Exercise task:
Wherever a line holds the string "this", copy that line.

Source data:
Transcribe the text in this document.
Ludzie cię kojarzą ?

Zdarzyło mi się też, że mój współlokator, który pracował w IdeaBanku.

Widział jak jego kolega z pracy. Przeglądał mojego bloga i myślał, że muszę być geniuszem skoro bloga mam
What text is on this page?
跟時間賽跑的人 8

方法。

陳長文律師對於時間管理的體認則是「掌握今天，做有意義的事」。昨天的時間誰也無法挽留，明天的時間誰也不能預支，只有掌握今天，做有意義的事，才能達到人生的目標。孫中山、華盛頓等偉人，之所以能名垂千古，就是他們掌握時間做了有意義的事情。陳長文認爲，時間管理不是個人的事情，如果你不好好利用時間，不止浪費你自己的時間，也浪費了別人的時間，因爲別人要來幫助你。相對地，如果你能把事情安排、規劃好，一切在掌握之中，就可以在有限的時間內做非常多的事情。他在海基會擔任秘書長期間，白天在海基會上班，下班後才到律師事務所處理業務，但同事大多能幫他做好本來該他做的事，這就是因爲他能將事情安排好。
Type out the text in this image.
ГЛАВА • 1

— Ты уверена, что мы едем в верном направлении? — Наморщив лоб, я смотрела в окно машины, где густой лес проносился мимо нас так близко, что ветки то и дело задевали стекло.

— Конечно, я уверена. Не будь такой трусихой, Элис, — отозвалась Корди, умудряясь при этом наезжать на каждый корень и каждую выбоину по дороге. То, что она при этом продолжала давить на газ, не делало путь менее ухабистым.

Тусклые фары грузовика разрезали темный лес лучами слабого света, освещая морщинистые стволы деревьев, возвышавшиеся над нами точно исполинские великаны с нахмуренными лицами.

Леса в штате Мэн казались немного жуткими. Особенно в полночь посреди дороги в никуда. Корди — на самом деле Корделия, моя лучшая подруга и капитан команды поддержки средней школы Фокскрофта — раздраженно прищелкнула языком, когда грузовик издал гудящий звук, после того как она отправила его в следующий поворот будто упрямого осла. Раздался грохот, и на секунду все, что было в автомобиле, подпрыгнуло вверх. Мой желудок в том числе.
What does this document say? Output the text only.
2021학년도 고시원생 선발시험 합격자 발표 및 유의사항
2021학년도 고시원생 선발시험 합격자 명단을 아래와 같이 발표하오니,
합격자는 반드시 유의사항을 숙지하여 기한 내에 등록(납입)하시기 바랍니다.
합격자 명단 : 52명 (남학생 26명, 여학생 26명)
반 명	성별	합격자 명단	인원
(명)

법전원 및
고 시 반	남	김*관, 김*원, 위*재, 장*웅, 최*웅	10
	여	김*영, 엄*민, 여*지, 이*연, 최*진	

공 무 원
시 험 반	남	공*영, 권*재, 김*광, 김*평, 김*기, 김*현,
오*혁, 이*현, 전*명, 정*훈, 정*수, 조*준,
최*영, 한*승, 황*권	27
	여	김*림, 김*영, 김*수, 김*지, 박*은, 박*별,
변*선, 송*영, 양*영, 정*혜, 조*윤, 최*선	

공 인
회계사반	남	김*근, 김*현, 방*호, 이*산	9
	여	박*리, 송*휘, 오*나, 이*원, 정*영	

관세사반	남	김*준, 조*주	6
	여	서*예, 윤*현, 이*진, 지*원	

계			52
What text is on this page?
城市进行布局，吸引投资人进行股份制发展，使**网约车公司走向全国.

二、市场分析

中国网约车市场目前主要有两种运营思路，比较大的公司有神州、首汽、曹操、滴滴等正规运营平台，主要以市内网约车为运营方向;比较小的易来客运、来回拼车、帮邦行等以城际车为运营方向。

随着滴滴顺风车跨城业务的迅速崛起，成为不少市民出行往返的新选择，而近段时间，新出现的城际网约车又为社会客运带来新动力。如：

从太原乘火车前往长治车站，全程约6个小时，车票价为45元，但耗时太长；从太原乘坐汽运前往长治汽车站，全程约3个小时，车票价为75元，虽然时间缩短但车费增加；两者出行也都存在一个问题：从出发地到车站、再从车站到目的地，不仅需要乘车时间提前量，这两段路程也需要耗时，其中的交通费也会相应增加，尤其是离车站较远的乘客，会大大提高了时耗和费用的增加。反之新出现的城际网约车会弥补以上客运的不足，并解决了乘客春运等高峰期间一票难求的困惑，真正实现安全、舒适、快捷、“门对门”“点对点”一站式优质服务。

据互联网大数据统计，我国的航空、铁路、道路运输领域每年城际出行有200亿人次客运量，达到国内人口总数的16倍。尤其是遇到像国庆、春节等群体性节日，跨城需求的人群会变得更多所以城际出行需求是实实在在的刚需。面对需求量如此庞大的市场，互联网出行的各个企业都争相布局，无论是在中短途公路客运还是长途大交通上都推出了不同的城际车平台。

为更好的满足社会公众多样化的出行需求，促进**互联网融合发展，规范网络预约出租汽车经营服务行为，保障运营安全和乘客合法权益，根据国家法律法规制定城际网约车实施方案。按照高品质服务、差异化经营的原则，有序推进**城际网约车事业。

Exercise result:
Transcribe the text in this document.
What text is on this page?
Type out the text in this image.
What does this document say? Output the text only.
What text is on this page?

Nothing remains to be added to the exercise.